**Directive**
Search the material below for the string "JSON" and list each line that holds it.

**** Available data ****

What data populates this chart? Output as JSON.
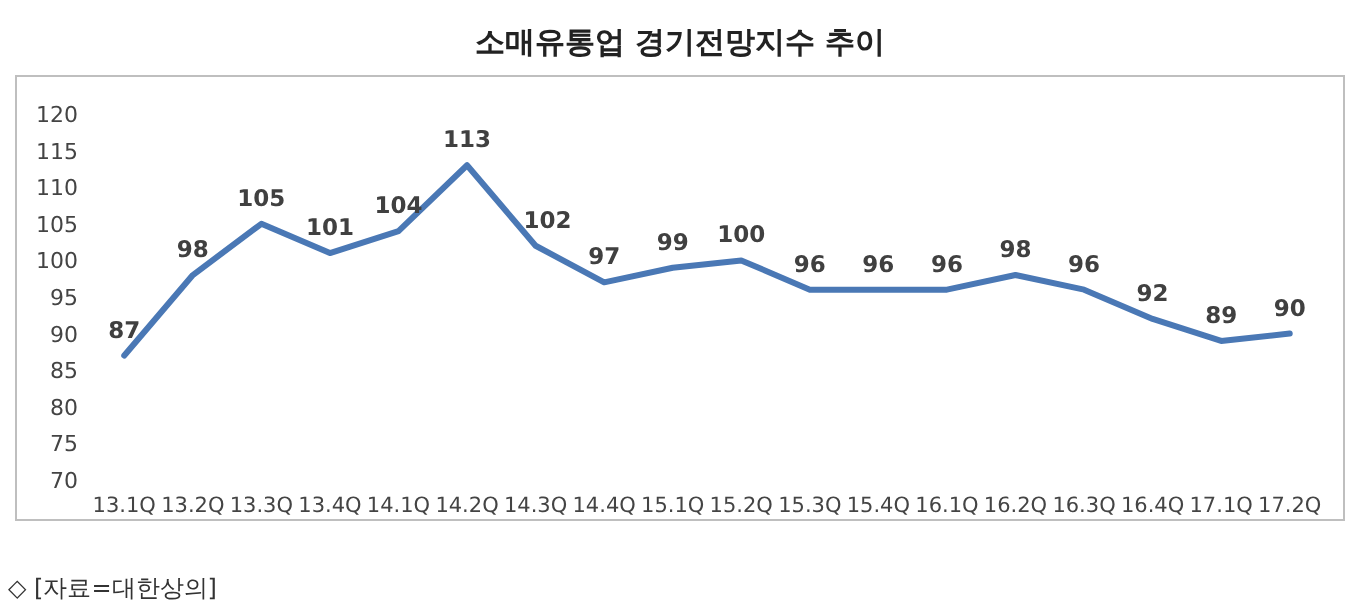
{
  "chart_data": {
    "type": "line",
    "title": "소매유통업 경기전망지수 추이",
    "categories": [
      "13.1Q",
      "13.2Q",
      "13.3Q",
      "13.4Q",
      "14.1Q",
      "14.2Q",
      "14.3Q",
      "14.4Q",
      "15.1Q",
      "15.2Q",
      "15.3Q",
      "15.4Q",
      "16.1Q",
      "16.2Q",
      "16.3Q",
      "16.4Q",
      "17.1Q",
      "17.2Q"
    ],
    "series": [
      {
        "color": "#4a78b5",
        "values": [
          87,
          98,
          105,
          101,
          104,
          113,
          102,
          97,
          99,
          100,
          96,
          96,
          96,
          98,
          96,
          92,
          89,
          90
        ]
      }
    ],
    "ylim": [
      70,
      120
    ],
    "yticks": [
      70,
      75,
      80,
      85,
      90,
      95,
      100,
      105,
      110,
      115,
      120
    ],
    "data_labels": true,
    "grid": false,
    "marker": "none",
    "line_style": "solid",
    "annotations": [
      "◇ [자료=대한상의]"
    ]
  }
}
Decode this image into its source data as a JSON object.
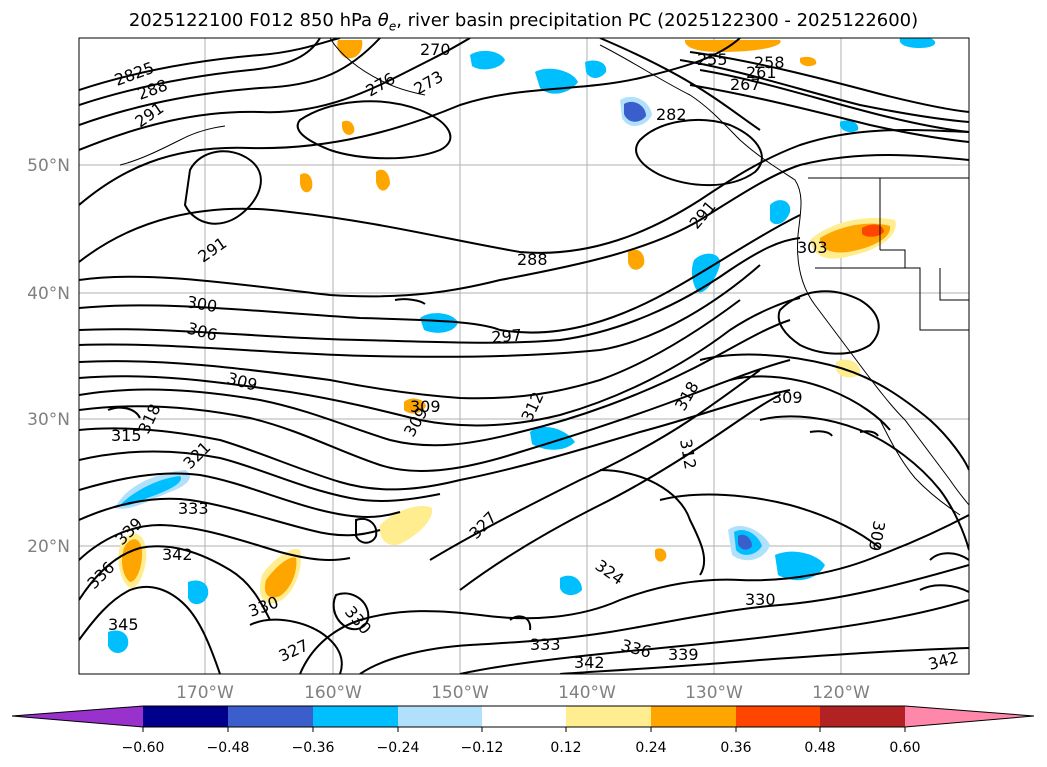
{
  "title_prefix": "2025122100 F012 850 hPa ",
  "title_symbol": "θ",
  "title_subscript": "e",
  "title_suffix": ", river basin precipitation PC (2025122300 - 2025122600)",
  "map": {
    "lat_labels": [
      "50°N",
      "40°N",
      "30°N",
      "20°N"
    ],
    "lon_labels": [
      "170°W",
      "160°W",
      "150°W",
      "140°W",
      "130°W",
      "120°W"
    ],
    "contour_labels": [
      "2825",
      "288",
      "291",
      "276",
      "273",
      "270",
      "255",
      "258",
      "267",
      "261",
      "282",
      "291",
      "291",
      "288",
      "303",
      "300",
      "306",
      "297",
      "309",
      "318",
      "315",
      "309",
      "309",
      "312",
      "318",
      "309",
      "312",
      "321",
      "333",
      "339",
      "342",
      "336",
      "327",
      "324",
      "330",
      "345",
      "330",
      "330",
      "327",
      "333",
      "336",
      "339",
      "342",
      "342",
      "309"
    ],
    "colors": {
      "contour": "#000000",
      "coast": "#000000",
      "grid": "#b0b0b0",
      "neg_weak": "#b0e0fb",
      "neg_mid": "#00bfff",
      "neg_strong": "#3a5fcd",
      "pos_weak": "#ffed8f",
      "pos_mid": "#ffa500",
      "pos_strong": "#ff4500"
    }
  },
  "colorbar": {
    "ticks": [
      "−0.60",
      "−0.48",
      "−0.36",
      "−0.24",
      "−0.12",
      "0.12",
      "0.24",
      "0.36",
      "0.48",
      "0.60"
    ],
    "colors": [
      "#9932cc",
      "#00008b",
      "#3a5fcd",
      "#00bfff",
      "#b0e0fb",
      "#ffffff",
      "#ffed8f",
      "#ffa500",
      "#ff4500",
      "#b22222",
      "#ff88aa"
    ]
  }
}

****

**Worked answer**
What data populates this chart? Output as JSON.
Decode this image into its source data as a JSON object.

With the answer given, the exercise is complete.